Records for the exercise →
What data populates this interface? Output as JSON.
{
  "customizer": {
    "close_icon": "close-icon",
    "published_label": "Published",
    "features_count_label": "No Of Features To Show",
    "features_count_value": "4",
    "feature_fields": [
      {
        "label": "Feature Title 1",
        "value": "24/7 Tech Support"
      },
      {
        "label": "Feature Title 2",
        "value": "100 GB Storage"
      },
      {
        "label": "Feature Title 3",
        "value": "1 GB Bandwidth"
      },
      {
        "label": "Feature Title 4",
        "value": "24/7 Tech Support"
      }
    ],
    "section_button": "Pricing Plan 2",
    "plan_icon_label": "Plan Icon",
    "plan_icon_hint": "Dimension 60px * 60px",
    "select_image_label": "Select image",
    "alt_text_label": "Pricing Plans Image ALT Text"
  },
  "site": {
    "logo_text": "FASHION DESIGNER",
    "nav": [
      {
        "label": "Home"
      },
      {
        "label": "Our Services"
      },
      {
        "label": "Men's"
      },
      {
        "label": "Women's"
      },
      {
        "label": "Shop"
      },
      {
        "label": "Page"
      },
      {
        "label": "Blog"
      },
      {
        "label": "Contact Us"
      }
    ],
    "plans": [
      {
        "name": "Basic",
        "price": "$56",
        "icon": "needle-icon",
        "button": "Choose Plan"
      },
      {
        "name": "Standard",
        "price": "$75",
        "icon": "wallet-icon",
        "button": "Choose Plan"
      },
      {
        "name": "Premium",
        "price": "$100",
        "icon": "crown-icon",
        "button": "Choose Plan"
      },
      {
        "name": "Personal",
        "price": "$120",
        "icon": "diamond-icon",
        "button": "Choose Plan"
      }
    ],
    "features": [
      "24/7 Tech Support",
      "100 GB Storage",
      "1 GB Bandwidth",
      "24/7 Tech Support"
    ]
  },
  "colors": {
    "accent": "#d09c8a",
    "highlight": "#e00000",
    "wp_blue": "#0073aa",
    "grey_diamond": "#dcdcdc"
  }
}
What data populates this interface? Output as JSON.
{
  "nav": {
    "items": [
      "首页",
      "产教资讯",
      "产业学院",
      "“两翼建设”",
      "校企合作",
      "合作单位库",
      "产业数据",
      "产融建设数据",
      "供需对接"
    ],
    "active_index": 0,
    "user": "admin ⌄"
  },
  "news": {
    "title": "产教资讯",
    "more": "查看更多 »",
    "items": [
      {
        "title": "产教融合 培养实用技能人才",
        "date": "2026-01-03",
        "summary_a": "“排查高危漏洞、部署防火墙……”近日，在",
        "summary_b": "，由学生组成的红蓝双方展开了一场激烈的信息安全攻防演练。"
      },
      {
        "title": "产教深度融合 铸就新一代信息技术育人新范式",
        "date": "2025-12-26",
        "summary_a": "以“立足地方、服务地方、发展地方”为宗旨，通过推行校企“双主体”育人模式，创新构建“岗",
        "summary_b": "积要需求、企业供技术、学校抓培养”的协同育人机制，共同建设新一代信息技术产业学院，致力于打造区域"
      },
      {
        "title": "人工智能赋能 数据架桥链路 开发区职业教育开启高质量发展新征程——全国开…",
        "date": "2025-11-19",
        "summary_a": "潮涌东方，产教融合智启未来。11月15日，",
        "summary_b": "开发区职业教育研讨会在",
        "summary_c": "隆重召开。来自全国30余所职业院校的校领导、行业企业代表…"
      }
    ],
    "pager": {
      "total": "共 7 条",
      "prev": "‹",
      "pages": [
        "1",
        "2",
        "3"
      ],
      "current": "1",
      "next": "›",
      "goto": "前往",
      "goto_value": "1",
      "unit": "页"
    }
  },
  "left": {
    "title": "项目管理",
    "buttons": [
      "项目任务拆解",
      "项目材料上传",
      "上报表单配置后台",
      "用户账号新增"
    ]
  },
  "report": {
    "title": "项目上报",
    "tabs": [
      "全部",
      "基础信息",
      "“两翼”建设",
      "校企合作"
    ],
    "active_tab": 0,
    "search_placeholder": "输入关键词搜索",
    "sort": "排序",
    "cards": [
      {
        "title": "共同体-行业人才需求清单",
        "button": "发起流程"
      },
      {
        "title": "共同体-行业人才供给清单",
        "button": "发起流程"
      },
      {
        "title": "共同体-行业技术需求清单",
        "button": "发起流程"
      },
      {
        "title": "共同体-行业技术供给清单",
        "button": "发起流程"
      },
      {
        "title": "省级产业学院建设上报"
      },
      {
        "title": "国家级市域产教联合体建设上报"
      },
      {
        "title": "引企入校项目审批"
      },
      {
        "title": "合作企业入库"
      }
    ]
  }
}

Given exercise → Return all the data above once more, precisely as given.

Answer to the task →
What data populates this interface? Output as JSON.
{
  "customizer": {
    "close_icon": "close-icon",
    "published_label": "Published",
    "features_count_label": "No Of Features To Show",
    "features_count_value": "4",
    "feature_fields": [
      {
        "label": "Feature Title 1",
        "value": "24/7 Tech Support"
      },
      {
        "label": "Feature Title 2",
        "value": "100 GB Storage"
      },
      {
        "label": "Feature Title 3",
        "value": "1 GB Bandwidth"
      },
      {
        "label": "Feature Title 4",
        "value": "24/7 Tech Support"
      }
    ],
    "section_button": "Pricing Plan 2",
    "plan_icon_label": "Plan Icon",
    "plan_icon_hint": "Dimension 60px * 60px",
    "select_image_label": "Select image",
    "alt_text_label": "Pricing Plans Image ALT Text"
  },
  "site": {
    "logo_text": "FASHION DESIGNER",
    "nav": [
      {
        "label": "Home"
      },
      {
        "label": "Our Services"
      },
      {
        "label": "Men's"
      },
      {
        "label": "Women's"
      },
      {
        "label": "Shop"
      },
      {
        "label": "Page"
      },
      {
        "label": "Blog"
      },
      {
        "label": "Contact Us"
      }
    ],
    "plans": [
      {
        "name": "Basic",
        "price": "$56",
        "icon": "needle-icon",
        "button": "Choose Plan"
      },
      {
        "name": "Standard",
        "price": "$75",
        "icon": "wallet-icon",
        "button": "Choose Plan"
      },
      {
        "name": "Premium",
        "price": "$100",
        "icon": "crown-icon",
        "button": "Choose Plan"
      },
      {
        "name": "Personal",
        "price": "$120",
        "icon": "diamond-icon",
        "button": "Choose Plan"
      }
    ],
    "features": [
      "24/7 Tech Support",
      "100 GB Storage",
      "1 GB Bandwidth",
      "24/7 Tech Support"
    ]
  },
  "colors": {
    "accent": "#d09c8a",
    "highlight": "#e00000",
    "wp_blue": "#0073aa",
    "grey_diamond": "#dcdcdc"
  }
}
What data populates this interface? Output as JSON.
{
  "nav": {
    "items": [
      "首页",
      "产教资讯",
      "产业学院",
      "“两翼建设”",
      "校企合作",
      "合作单位库",
      "产业数据",
      "产融建设数据",
      "供需对接"
    ],
    "active_index": 0,
    "user": "admin ⌄"
  },
  "news": {
    "title": "产教资讯",
    "more": "查看更多 »",
    "items": [
      {
        "title": "产教融合 培养实用技能人才",
        "date": "2026-01-03",
        "summary_a": "“排查高危漏洞、部署防火墙……”近日，在",
        "summary_b": "，由学生组成的红蓝双方展开了一场激烈的信息安全攻防演练。"
      },
      {
        "title": "产教深度融合 铸就新一代信息技术育人新范式",
        "date": "2025-12-26",
        "summary_a": "以“立足地方、服务地方、发展地方”为宗旨，通过推行校企“双主体”育人模式，创新构建“岗",
        "summary_b": "积要需求、企业供技术、学校抓培养”的协同育人机制，共同建设新一代信息技术产业学院，致力于打造区域"
      },
      {
        "title": "人工智能赋能 数据架桥链路 开发区职业教育开启高质量发展新征程——全国开…",
        "date": "2025-11-19",
        "summary_a": "潮涌东方，产教融合智启未来。11月15日，",
        "summary_b": "开发区职业教育研讨会在",
        "summary_c": "隆重召开。来自全国30余所职业院校的校领导、行业企业代表…"
      }
    ],
    "pager": {
      "total": "共 7 条",
      "prev": "‹",
      "pages": [
        "1",
        "2",
        "3"
      ],
      "current": "1",
      "next": "›",
      "goto": "前往",
      "goto_value": "1",
      "unit": "页"
    }
  },
  "left": {
    "title": "项目管理",
    "buttons": [
      "项目任务拆解",
      "项目材料上传",
      "上报表单配置后台",
      "用户账号新增"
    ]
  },
  "report": {
    "title": "项目上报",
    "tabs": [
      "全部",
      "基础信息",
      "“两翼”建设",
      "校企合作"
    ],
    "active_tab": 0,
    "search_placeholder": "输入关键词搜索",
    "sort": "排序",
    "cards": [
      {
        "title": "共同体-行业人才需求清单",
        "button": "发起流程"
      },
      {
        "title": "共同体-行业人才供给清单",
        "button": "发起流程"
      },
      {
        "title": "共同体-行业技术需求清单",
        "button": "发起流程"
      },
      {
        "title": "共同体-行业技术供给清单",
        "button": "发起流程"
      },
      {
        "title": "省级产业学院建设上报"
      },
      {
        "title": "国家级市域产教联合体建设上报"
      },
      {
        "title": "引企入校项目审批"
      },
      {
        "title": "合作企业入库"
      }
    ]
  }
}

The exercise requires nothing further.